• SET EXERCISE: Can you pull out each line of the data below that includes the word "Duxer"?

Dataset entries:
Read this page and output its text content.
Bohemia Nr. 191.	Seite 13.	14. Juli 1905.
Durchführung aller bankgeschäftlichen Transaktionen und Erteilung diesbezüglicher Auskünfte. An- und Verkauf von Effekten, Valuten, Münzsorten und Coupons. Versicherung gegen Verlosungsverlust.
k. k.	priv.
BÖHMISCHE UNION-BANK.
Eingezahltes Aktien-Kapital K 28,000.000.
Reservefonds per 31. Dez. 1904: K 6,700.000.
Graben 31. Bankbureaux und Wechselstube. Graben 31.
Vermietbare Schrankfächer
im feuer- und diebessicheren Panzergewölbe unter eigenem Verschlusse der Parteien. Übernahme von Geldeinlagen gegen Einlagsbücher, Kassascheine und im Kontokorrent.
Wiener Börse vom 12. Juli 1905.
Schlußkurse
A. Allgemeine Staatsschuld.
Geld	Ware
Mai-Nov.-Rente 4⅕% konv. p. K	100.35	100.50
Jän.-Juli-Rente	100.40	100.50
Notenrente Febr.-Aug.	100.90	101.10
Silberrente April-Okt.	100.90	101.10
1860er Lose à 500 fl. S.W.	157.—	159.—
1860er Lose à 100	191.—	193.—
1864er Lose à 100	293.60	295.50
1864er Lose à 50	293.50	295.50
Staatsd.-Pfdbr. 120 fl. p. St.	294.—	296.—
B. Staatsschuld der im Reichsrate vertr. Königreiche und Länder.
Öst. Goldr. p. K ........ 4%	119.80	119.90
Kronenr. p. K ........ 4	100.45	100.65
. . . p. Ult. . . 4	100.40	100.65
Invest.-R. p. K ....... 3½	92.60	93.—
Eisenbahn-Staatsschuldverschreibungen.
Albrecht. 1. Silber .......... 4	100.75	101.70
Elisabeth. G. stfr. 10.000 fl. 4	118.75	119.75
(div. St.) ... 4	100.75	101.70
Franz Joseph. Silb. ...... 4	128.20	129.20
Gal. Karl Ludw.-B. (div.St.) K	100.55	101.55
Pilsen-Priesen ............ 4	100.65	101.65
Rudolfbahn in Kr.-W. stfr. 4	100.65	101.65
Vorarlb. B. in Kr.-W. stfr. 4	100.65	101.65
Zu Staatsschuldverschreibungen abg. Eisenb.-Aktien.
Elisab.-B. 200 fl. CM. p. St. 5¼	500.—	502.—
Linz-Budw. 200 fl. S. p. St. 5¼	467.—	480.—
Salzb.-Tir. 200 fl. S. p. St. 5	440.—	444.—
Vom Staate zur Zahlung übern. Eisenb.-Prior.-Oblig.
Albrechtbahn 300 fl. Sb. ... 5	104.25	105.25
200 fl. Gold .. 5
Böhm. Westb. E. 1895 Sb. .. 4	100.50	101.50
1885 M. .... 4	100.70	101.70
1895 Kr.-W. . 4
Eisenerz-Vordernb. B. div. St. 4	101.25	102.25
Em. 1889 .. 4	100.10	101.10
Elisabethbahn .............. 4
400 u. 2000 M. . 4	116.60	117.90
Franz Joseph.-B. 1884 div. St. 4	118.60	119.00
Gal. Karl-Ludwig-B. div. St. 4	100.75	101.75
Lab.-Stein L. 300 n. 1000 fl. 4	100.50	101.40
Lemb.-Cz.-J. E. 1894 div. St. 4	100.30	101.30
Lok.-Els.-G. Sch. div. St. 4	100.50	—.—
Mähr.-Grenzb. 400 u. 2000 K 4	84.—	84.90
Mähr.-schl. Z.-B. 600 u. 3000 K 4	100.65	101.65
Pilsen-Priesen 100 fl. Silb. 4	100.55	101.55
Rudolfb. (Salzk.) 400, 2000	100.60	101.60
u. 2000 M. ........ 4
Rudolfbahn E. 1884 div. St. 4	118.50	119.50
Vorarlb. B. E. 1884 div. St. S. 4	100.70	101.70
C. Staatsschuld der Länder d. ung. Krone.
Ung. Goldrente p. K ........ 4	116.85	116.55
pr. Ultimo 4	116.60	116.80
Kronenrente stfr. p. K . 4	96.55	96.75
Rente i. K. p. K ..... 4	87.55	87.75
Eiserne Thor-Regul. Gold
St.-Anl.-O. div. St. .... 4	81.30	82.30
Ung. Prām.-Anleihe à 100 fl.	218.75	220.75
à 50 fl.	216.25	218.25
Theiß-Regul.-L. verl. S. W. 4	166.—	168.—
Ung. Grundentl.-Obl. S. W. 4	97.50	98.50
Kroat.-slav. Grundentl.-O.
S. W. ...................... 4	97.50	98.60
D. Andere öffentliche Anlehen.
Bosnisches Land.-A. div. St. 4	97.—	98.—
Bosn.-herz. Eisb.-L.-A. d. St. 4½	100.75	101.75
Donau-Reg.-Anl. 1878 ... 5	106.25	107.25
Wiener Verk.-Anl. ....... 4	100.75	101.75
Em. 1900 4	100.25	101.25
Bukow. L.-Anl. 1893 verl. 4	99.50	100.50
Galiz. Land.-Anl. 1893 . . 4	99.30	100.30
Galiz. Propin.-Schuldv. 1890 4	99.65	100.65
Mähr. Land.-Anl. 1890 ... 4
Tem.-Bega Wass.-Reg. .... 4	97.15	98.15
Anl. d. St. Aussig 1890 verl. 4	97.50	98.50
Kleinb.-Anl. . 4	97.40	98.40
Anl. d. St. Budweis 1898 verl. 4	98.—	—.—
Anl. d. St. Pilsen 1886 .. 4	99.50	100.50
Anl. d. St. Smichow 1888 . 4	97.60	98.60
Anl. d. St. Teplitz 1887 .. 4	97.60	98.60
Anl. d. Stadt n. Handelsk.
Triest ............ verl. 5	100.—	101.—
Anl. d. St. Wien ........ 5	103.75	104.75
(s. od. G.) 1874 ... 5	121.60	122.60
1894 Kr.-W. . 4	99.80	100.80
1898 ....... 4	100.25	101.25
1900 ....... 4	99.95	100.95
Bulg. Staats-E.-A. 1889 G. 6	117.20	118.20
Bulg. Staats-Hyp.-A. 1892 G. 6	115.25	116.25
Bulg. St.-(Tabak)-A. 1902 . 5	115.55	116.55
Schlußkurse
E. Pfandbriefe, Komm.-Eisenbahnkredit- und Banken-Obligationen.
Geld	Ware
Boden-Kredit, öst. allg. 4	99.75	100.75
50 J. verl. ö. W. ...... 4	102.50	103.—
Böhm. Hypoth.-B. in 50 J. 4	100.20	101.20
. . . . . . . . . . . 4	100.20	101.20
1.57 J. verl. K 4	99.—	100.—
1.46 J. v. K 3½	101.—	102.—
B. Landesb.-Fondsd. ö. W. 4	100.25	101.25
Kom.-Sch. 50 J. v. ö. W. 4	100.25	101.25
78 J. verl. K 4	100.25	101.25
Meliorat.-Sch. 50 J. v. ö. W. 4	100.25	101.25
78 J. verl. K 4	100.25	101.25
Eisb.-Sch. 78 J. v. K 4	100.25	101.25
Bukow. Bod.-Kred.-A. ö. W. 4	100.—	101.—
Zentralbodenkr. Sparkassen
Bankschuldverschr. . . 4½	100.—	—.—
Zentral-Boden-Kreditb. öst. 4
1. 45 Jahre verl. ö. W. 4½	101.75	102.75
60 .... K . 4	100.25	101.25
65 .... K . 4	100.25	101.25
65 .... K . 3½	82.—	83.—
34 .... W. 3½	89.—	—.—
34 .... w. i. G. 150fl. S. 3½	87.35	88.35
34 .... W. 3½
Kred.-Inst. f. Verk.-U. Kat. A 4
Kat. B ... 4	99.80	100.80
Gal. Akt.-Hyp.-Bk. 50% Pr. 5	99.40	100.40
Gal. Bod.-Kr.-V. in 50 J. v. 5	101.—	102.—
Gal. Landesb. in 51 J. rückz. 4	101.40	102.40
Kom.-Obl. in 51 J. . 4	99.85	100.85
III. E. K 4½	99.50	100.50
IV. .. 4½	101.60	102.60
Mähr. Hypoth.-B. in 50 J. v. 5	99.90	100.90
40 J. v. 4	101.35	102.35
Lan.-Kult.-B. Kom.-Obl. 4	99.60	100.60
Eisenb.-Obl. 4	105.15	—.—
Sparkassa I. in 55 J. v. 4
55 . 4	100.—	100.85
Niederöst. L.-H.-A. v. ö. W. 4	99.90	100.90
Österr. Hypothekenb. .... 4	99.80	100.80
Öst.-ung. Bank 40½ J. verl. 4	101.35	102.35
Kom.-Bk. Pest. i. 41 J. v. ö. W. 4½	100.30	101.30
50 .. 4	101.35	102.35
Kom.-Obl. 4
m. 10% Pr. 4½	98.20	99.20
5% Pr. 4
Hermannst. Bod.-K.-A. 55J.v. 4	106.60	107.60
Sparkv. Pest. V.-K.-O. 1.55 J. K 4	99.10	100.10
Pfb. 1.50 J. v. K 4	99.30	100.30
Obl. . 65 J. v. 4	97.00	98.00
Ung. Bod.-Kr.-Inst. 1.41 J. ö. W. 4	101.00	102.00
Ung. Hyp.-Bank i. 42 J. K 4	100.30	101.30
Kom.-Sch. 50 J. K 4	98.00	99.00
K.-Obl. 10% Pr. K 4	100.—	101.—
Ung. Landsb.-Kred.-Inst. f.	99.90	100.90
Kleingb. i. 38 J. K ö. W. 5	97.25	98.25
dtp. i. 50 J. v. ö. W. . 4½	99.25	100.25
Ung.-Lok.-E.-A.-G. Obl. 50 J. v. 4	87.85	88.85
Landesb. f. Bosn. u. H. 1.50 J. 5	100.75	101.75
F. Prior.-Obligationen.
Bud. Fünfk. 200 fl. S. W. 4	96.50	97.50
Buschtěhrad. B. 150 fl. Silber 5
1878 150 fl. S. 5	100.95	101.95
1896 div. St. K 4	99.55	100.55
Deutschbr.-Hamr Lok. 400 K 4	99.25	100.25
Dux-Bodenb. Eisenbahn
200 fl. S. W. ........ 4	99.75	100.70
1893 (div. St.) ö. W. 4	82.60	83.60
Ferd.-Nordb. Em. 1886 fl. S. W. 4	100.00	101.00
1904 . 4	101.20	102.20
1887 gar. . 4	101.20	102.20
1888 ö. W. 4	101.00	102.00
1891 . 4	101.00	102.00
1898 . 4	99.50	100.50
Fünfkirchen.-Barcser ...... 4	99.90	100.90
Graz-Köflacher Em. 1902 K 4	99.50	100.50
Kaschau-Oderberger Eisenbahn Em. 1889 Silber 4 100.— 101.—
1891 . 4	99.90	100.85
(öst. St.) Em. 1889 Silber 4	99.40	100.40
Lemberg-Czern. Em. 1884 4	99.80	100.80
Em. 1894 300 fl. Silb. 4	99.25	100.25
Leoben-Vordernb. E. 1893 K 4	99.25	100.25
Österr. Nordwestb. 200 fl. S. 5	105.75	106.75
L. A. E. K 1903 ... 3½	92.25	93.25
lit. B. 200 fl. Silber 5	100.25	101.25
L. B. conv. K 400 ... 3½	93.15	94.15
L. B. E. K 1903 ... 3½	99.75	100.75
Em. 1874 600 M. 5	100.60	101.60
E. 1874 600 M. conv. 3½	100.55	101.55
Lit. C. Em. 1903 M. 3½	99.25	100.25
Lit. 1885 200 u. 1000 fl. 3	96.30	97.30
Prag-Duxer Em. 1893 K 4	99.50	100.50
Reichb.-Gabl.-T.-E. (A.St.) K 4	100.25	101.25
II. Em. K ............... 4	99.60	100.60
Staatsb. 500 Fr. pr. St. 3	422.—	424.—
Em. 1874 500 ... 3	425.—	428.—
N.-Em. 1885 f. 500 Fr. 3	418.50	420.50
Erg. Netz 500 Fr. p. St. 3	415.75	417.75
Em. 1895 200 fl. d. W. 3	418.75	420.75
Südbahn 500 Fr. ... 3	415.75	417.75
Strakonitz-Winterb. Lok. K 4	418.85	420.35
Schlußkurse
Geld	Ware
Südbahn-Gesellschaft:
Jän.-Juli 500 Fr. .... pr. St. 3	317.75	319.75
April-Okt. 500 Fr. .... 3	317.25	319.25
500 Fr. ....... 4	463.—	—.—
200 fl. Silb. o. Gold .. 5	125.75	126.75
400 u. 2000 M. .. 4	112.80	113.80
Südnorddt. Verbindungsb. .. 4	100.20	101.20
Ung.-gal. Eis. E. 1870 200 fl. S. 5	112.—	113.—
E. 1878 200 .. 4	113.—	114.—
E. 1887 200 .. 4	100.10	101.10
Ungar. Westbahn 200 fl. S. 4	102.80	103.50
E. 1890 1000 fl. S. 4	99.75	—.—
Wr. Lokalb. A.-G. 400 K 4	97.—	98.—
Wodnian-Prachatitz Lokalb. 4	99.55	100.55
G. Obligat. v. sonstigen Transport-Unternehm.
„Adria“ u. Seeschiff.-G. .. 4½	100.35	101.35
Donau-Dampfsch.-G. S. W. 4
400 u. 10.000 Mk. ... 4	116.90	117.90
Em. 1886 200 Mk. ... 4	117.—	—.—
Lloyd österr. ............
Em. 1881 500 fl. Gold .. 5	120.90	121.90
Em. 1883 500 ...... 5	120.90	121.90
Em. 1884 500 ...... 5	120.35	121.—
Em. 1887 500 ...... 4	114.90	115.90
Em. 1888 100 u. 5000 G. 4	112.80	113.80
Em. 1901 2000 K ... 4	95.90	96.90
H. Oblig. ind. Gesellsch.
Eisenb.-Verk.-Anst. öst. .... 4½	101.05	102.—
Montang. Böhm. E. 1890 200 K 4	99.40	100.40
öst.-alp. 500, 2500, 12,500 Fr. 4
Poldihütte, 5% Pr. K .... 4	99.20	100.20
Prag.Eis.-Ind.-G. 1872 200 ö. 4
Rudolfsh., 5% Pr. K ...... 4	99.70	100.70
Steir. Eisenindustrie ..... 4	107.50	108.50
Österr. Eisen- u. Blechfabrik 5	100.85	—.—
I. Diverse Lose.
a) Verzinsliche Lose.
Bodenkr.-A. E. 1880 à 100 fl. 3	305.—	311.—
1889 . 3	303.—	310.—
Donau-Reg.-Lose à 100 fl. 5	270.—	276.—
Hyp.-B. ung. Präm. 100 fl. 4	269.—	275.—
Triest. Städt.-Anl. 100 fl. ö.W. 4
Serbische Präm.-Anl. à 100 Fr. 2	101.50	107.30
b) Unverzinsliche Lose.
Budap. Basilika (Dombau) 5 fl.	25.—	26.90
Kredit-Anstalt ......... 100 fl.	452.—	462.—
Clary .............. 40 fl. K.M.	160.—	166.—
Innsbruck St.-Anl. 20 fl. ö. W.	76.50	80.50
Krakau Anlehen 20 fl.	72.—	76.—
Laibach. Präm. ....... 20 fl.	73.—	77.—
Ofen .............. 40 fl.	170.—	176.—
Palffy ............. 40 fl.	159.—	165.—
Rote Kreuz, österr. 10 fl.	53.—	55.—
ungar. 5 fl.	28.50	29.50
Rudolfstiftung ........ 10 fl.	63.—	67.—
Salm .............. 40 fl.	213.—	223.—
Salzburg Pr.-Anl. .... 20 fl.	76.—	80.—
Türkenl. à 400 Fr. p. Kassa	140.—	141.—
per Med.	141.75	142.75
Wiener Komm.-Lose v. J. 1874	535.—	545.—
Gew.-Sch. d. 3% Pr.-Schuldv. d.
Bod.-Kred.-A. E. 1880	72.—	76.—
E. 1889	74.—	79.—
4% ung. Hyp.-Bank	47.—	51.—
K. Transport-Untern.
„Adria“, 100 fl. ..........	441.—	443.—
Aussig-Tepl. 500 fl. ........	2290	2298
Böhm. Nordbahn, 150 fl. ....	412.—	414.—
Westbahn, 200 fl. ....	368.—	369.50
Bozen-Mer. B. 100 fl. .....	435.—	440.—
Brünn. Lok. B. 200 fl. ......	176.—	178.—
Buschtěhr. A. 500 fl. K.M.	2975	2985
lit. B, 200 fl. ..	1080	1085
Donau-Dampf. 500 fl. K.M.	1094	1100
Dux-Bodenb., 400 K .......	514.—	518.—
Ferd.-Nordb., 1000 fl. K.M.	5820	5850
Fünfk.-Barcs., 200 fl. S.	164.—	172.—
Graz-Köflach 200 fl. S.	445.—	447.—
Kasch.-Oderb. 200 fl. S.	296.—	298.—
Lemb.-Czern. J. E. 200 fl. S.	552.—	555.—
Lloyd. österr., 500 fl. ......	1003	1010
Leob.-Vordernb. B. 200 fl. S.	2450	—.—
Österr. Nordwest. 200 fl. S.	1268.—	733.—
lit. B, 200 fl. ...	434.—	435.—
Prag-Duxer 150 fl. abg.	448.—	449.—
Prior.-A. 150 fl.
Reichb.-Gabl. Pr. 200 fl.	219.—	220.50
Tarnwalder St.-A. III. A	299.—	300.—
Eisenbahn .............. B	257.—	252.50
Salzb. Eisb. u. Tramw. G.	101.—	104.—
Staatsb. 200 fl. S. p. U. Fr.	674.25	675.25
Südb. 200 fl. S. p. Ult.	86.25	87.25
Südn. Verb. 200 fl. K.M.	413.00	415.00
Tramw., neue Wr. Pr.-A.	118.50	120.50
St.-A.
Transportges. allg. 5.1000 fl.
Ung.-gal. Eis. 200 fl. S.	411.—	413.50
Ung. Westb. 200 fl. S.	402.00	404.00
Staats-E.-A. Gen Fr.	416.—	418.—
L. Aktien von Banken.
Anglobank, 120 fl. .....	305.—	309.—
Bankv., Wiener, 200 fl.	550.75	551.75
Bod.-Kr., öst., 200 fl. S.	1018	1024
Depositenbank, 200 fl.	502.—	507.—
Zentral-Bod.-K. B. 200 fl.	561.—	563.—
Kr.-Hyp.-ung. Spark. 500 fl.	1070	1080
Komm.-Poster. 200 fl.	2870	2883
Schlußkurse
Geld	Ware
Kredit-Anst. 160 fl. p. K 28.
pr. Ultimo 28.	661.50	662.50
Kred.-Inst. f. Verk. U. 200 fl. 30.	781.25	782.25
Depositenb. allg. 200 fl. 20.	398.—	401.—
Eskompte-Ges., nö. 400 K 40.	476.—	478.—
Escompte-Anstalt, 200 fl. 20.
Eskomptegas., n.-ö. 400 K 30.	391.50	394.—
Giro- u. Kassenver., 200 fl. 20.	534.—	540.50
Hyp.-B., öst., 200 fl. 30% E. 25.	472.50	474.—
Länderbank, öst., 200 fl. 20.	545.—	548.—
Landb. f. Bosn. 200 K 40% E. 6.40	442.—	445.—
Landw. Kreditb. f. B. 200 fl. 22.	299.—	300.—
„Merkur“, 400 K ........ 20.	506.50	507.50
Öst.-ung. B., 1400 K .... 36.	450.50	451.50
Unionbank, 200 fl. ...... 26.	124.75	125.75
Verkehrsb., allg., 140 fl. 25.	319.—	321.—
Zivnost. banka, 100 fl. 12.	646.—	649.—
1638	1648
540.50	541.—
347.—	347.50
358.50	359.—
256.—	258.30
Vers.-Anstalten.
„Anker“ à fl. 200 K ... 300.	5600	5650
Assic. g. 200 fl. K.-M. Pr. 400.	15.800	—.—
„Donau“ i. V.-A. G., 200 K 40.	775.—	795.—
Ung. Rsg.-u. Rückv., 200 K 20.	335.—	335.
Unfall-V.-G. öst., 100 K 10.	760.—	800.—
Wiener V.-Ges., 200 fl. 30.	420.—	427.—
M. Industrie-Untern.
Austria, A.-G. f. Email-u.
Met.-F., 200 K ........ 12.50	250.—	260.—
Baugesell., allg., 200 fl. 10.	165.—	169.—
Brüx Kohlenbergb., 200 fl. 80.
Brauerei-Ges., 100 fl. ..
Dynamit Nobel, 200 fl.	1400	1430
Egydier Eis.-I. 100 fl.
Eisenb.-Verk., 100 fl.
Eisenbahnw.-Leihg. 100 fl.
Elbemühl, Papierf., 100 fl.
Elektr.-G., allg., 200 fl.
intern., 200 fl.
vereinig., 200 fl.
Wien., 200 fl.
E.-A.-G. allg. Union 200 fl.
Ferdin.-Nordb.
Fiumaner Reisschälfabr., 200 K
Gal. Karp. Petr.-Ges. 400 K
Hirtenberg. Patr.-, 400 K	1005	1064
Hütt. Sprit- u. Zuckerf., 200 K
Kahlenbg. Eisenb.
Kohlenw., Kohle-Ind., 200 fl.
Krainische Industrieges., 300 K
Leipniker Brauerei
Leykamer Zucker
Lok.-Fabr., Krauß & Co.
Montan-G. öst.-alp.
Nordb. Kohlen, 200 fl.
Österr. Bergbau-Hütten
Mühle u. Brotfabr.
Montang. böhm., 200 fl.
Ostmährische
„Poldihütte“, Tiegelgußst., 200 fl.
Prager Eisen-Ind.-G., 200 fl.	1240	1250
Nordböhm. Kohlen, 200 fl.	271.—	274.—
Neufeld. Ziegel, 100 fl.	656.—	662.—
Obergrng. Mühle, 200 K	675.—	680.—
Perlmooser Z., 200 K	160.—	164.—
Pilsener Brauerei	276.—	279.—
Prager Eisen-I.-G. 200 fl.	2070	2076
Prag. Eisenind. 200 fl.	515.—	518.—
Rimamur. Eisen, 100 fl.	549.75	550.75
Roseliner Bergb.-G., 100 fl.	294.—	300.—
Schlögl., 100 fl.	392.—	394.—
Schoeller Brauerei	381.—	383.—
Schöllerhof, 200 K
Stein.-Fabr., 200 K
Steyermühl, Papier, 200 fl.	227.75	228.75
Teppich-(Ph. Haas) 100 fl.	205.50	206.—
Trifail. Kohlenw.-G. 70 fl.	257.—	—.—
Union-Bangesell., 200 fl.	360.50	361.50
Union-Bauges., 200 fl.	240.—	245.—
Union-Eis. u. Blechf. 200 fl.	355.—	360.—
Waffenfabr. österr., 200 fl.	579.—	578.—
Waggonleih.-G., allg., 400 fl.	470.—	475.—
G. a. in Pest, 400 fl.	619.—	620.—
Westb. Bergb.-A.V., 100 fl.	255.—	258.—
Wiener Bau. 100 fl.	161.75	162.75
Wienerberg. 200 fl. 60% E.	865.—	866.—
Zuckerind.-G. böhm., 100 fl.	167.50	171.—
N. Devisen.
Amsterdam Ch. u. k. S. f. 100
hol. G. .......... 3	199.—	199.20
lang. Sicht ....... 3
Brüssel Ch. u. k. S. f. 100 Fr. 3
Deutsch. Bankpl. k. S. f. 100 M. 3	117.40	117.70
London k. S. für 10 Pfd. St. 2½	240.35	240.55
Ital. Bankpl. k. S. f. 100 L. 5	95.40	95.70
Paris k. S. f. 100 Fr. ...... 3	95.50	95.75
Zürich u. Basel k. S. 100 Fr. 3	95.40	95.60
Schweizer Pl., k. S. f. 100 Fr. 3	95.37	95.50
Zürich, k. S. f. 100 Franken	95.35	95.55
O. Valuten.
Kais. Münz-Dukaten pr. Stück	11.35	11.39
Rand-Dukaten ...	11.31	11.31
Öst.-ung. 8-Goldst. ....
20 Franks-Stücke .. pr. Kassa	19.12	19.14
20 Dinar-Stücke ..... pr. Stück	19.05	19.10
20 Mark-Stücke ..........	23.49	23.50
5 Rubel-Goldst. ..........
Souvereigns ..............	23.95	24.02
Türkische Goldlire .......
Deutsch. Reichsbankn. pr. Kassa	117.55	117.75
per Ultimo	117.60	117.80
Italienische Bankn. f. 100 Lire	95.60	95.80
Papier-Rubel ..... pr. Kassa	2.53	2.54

• FINAL ANSWER:
Prag-Duxer Em. 1893 K 4	99.50	100.50
Prag-Duxer 150 fl. abg.	448.—	449.—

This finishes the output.